Entries from a dataset:

▼▼▼

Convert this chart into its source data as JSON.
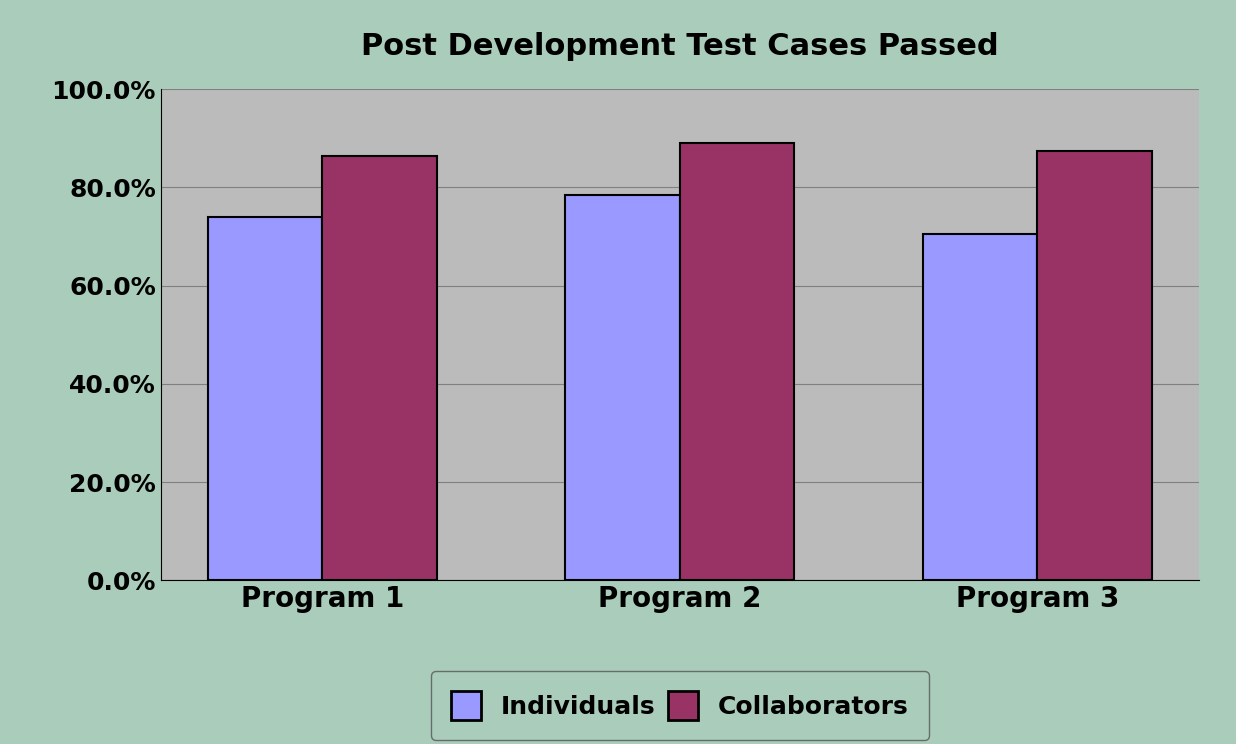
{
  "title": "Post Development Test Cases Passed",
  "categories": [
    "Program 1",
    "Program 2",
    "Program 3"
  ],
  "individuals": [
    0.74,
    0.785,
    0.705
  ],
  "collaborators": [
    0.865,
    0.89,
    0.875
  ],
  "individuals_color": "#9999FF",
  "collaborators_color": "#993366",
  "bar_edge_color": "#000000",
  "background_color": "#AACCBB",
  "plot_bg_color": "#BBBBBB",
  "ylim": [
    0.0,
    1.0
  ],
  "yticks": [
    0.0,
    0.2,
    0.4,
    0.6,
    0.8,
    1.0
  ],
  "ytick_labels": [
    "0.0%",
    "20.0%",
    "40.0%",
    "60.0%",
    "80.0%",
    "100.0%"
  ],
  "legend_labels": [
    "Individuals",
    "Collaborators"
  ],
  "title_fontsize": 22,
  "tick_fontsize": 18,
  "xlabel_fontsize": 20,
  "legend_fontsize": 18,
  "bar_width": 0.32
}
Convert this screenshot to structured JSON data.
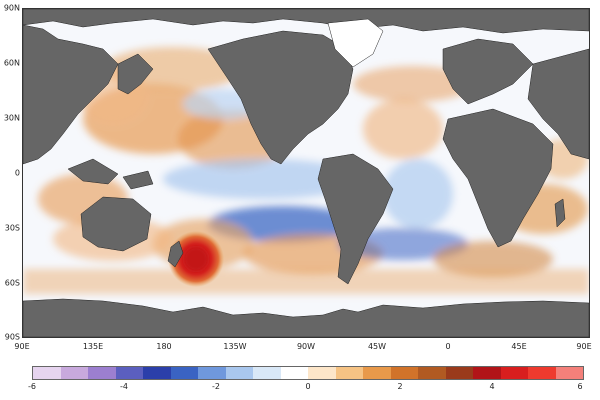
{
  "map": {
    "lat_labels": [
      "90N",
      "60N",
      "30N",
      "0",
      "30S",
      "60S",
      "90S"
    ],
    "lon_labels": [
      "90E",
      "135E",
      "180",
      "135W",
      "90W",
      "45W",
      "0",
      "45E",
      "90E"
    ],
    "colors": {
      "land": "#666666",
      "borders": "#222222",
      "ocean_neutral": "#ffffff",
      "warm_anomaly": "#d98a3a",
      "cool_anomaly": "#8fb6e6",
      "hotspot_core": "#c8141e"
    }
  },
  "colorbar": {
    "tick_labels": [
      "-6",
      "-4",
      "-2",
      "0",
      "2",
      "4",
      "6"
    ],
    "colors": [
      "#e6d4ef",
      "#c8a9dd",
      "#9c7fd0",
      "#5b5fbf",
      "#2b3faa",
      "#3a63c3",
      "#6f98dd",
      "#a9c7ee",
      "#d9e8f7",
      "#ffffff",
      "#fde6c9",
      "#f6c384",
      "#e8994a",
      "#d1732a",
      "#b15a22",
      "#9a3a1b",
      "#b11418",
      "#d81e1e",
      "#ee3a2e",
      "#f4807a"
    ]
  }
}
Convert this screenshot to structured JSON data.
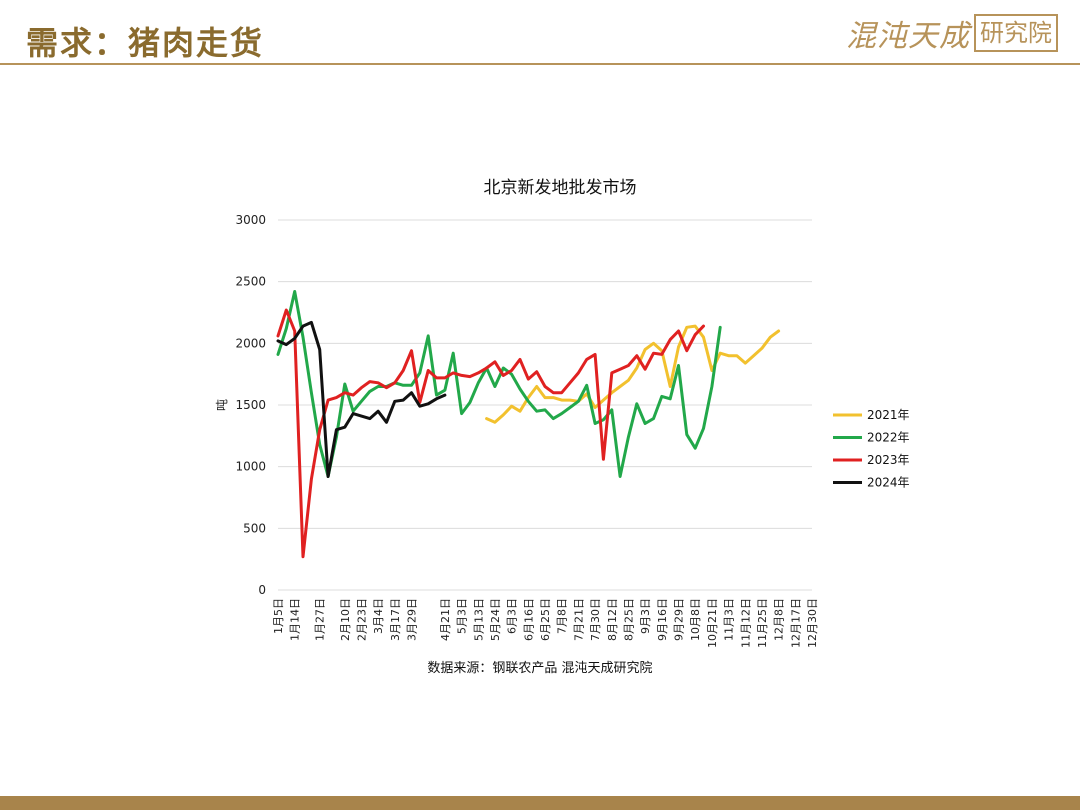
{
  "header": {
    "title": "需求：猪肉走货",
    "logo_text": "混沌天成",
    "logo_box": "研究院"
  },
  "colors": {
    "accent": "#b7935a",
    "title": "#8a6b2e",
    "footer": "#a8844b"
  },
  "source": "数据来源：钢联农产品 混沌天成研究院",
  "chart_data": {
    "type": "line",
    "title": "北京新发地批发市场",
    "ylabel": "吨",
    "xlabel": "",
    "ylim": [
      0,
      3000
    ],
    "yticks": [
      0,
      500,
      1000,
      1500,
      2000,
      2500,
      3000
    ],
    "grid": true,
    "legend_position": "right",
    "x": [
      "1月5日",
      "1月10日",
      "1月14日",
      "1月19日",
      "1月22日",
      "1月27日",
      "1月31日",
      "2月5日",
      "2月10日",
      "2月14日",
      "2月23日",
      "2月27日",
      "3月4日",
      "3月9日",
      "3月17日",
      "3月22日",
      "3月29日",
      "4月3日",
      "4月10日",
      "4月14日",
      "4月21日",
      "4月26日",
      "5月3日",
      "5月8日",
      "5月13日",
      "5月18日",
      "5月24日",
      "5月29日",
      "6月3日",
      "6月9日",
      "6月16日",
      "6月21日",
      "6月25日",
      "6月30日",
      "7月8日",
      "7月14日",
      "7月21日",
      "7月26日",
      "7月30日",
      "8月5日",
      "8月12日",
      "8月19日",
      "8月25日",
      "8月31日",
      "9月3日",
      "9月10日",
      "9月16日",
      "9月23日",
      "9月29日",
      "10月4日",
      "10月8日",
      "10月14日",
      "10月21日",
      "10月26日",
      "11月3日",
      "11月8日",
      "11月12日",
      "11月19日",
      "11月25日",
      "12月1日",
      "12月8日",
      "12月12日",
      "12月17日",
      "12月23日",
      "12月30日"
    ],
    "xtick_labels": [
      "1月5日",
      "1月14日",
      "1月27日",
      "2月10日",
      "2月23日",
      "3月4日",
      "3月17日",
      "3月29日",
      "4月21日",
      "5月3日",
      "5月13日",
      "5月24日",
      "6月3日",
      "6月16日",
      "6月25日",
      "7月8日",
      "7月21日",
      "7月30日",
      "8月12日",
      "8月25日",
      "9月3日",
      "9月16日",
      "9月29日",
      "10月8日",
      "10月21日",
      "11月3日",
      "11月12日",
      "11月25日",
      "12月8日",
      "12月17日",
      "12月30日"
    ],
    "series": [
      {
        "name": "2021年",
        "color": "#f2c12e",
        "values": [
          null,
          null,
          null,
          null,
          null,
          null,
          null,
          null,
          null,
          null,
          null,
          null,
          null,
          null,
          null,
          null,
          null,
          null,
          null,
          null,
          null,
          null,
          null,
          null,
          null,
          1390,
          1360,
          1420,
          1490,
          1450,
          1560,
          1650,
          1560,
          1560,
          1540,
          1540,
          1530,
          1590,
          1480,
          1540,
          1600,
          1650,
          1700,
          1800,
          1950,
          2000,
          1940,
          1650,
          1970,
          2130,
          2140,
          2050,
          1780,
          1920,
          1900,
          1900,
          1840,
          1900,
          1960,
          2050,
          2100,
          null,
          null,
          null,
          null
        ]
      },
      {
        "name": "2022年",
        "color": "#22a84a",
        "values": [
          1910,
          2120,
          2420,
          2050,
          1600,
          1180,
          920,
          1240,
          1670,
          1450,
          1530,
          1610,
          1650,
          1650,
          1680,
          1660,
          1660,
          1760,
          2060,
          1580,
          1620,
          1920,
          1430,
          1520,
          1680,
          1800,
          1650,
          1800,
          1750,
          1630,
          1530,
          1450,
          1460,
          1390,
          1430,
          1480,
          1530,
          1660,
          1350,
          1380,
          1460,
          920,
          1240,
          1510,
          1350,
          1390,
          1570,
          1550,
          1820,
          1260,
          1150,
          1310,
          1650,
          2130,
          null,
          null,
          null,
          null,
          null,
          null,
          null,
          null,
          null,
          null,
          null
        ]
      },
      {
        "name": "2023年",
        "color": "#e02121",
        "values": [
          2060,
          2270,
          2100,
          270,
          900,
          1300,
          1540,
          1560,
          1600,
          1580,
          1640,
          1690,
          1680,
          1640,
          1680,
          1780,
          1940,
          1520,
          1780,
          1720,
          1720,
          1760,
          1740,
          1730,
          1760,
          1800,
          1850,
          1740,
          1780,
          1870,
          1710,
          1770,
          1650,
          1600,
          1600,
          1680,
          1760,
          1870,
          1910,
          1060,
          1760,
          1790,
          1820,
          1900,
          1790,
          1920,
          1910,
          2030,
          2100,
          1940,
          2070,
          2140,
          null,
          null,
          null,
          null,
          null,
          null,
          null,
          null,
          null,
          null,
          null,
          null,
          null
        ]
      },
      {
        "name": "2024年",
        "color": "#111111",
        "values": [
          2020,
          1990,
          2040,
          2140,
          2170,
          1950,
          920,
          1300,
          1320,
          1430,
          1410,
          1390,
          1450,
          1360,
          1530,
          1540,
          1600,
          1490,
          1510,
          1550,
          1580,
          null,
          null,
          null,
          null,
          null,
          null,
          null,
          null,
          null,
          null,
          null,
          null,
          null,
          null,
          null,
          null,
          null,
          null,
          null,
          null,
          null,
          null,
          null,
          null,
          null,
          null,
          null,
          null,
          null,
          null,
          null,
          null,
          null,
          null,
          null,
          null,
          null,
          null,
          null,
          null,
          null,
          null,
          null,
          null
        ]
      }
    ]
  }
}
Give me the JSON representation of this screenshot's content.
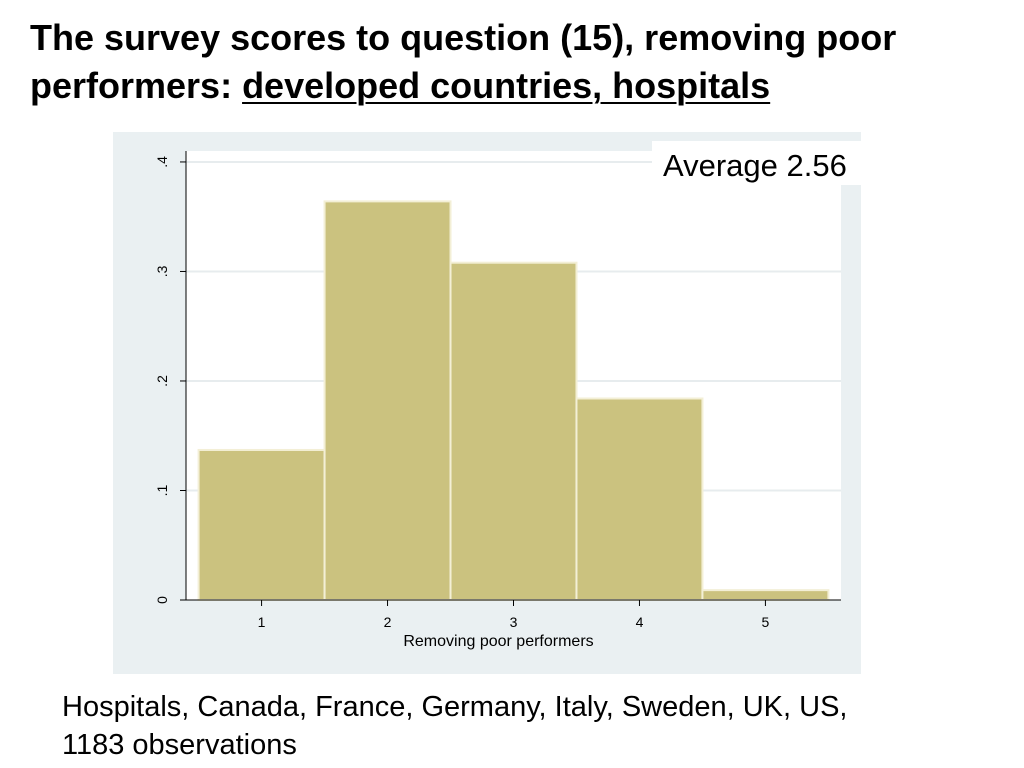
{
  "slide": {
    "title_part1": "The survey scores to question (15), removing poor performers: ",
    "title_part2": "developed countries, hospitals",
    "footnote_line1": "Hospitals, Canada, France, Germany, Italy, Sweden, UK, US,",
    "footnote_line2": "1183 observations"
  },
  "chart_data": {
    "type": "bar",
    "title": "",
    "xlabel": "Removing poor performers",
    "ylabel": "",
    "categories": [
      "1",
      "2",
      "3",
      "4",
      "5"
    ],
    "values": [
      0.137,
      0.364,
      0.308,
      0.184,
      0.009
    ],
    "x_ticks": [
      "1",
      "2",
      "3",
      "4",
      "5"
    ],
    "y_ticks": [
      "0",
      ".1",
      ".2",
      ".3",
      ".4"
    ],
    "y_tick_values": [
      0,
      0.1,
      0.2,
      0.3,
      0.4
    ],
    "ylim": [
      0,
      0.41
    ],
    "grid": true,
    "annotation": "Average 2.56",
    "colors": {
      "bar_fill": "#cbc27f",
      "bar_edge": "#f3efd6",
      "panel_background": "#eaf0f2",
      "plot_background": "#ffffff",
      "gridline": "#e7ecee"
    }
  }
}
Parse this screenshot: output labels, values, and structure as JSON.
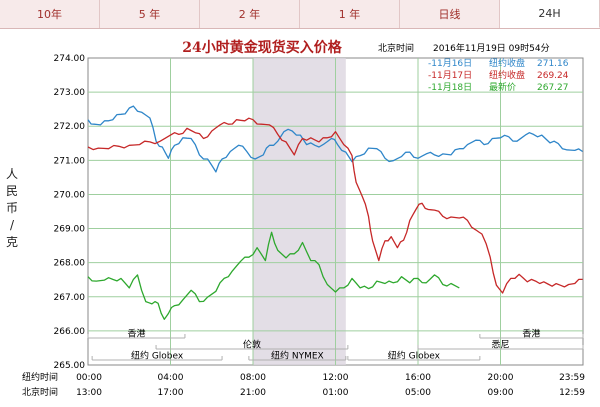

▲▲▲

What you have to do: Show the lines of the records that include the string "name".

Task result:
        "name": "2021年",
        "name": "2022年",
        "name": "2023年",
        "name": "2024年",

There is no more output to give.